Set task → What is the count of lines that hold the word "εἰκόνα"? Give only the number.

Working data →
—————

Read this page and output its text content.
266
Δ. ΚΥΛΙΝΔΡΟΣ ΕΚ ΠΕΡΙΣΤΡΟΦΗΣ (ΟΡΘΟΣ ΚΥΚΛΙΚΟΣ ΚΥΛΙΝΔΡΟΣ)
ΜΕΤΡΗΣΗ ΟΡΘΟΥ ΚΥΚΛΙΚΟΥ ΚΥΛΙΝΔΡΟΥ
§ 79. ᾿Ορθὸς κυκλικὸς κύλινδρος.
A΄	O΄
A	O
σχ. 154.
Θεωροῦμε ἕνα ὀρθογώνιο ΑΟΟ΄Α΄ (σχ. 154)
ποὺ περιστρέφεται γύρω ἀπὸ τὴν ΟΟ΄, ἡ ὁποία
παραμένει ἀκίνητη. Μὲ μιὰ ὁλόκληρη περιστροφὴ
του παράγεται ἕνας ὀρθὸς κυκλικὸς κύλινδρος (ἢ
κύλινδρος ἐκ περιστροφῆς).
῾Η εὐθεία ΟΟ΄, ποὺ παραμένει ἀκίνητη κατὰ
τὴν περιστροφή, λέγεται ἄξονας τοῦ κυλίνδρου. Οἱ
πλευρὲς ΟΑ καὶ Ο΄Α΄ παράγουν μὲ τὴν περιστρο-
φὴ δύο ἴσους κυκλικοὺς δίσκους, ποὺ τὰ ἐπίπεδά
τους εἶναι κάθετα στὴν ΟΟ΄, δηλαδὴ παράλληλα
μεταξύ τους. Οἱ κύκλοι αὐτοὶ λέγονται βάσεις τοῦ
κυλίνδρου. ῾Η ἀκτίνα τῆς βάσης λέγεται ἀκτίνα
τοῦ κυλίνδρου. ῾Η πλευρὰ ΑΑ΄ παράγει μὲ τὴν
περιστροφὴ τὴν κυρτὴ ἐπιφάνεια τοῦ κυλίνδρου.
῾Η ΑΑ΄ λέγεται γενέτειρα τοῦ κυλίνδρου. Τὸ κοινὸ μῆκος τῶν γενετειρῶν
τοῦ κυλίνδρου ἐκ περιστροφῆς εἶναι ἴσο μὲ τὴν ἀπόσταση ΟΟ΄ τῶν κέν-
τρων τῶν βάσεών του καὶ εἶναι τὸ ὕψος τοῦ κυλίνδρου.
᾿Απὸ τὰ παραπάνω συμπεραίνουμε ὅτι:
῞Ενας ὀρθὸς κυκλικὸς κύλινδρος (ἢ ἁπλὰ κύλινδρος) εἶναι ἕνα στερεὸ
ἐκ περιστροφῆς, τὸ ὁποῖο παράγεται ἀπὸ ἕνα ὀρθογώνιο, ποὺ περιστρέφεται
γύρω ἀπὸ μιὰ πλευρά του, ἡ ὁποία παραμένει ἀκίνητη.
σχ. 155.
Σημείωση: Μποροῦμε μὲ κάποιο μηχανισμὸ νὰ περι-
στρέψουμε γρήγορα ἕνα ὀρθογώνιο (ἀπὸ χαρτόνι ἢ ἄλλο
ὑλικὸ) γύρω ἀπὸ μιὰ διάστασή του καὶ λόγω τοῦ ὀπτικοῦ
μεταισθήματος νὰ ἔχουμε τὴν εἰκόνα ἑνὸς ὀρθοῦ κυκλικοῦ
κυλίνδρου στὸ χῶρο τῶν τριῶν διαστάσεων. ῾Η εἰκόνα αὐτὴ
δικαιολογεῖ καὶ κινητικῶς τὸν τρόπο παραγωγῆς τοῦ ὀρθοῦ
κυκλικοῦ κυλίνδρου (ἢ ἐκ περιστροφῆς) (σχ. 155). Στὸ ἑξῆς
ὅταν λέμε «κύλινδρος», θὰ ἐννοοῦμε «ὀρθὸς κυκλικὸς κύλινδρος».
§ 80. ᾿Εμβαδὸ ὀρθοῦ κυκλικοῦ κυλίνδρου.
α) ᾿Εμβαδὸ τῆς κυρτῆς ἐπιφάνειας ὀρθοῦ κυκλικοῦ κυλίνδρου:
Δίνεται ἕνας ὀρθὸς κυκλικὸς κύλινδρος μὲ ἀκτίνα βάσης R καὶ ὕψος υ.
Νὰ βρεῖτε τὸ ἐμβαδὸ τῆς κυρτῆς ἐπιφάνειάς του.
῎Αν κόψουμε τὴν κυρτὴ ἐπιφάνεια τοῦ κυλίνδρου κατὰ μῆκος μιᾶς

—————

Result below → 2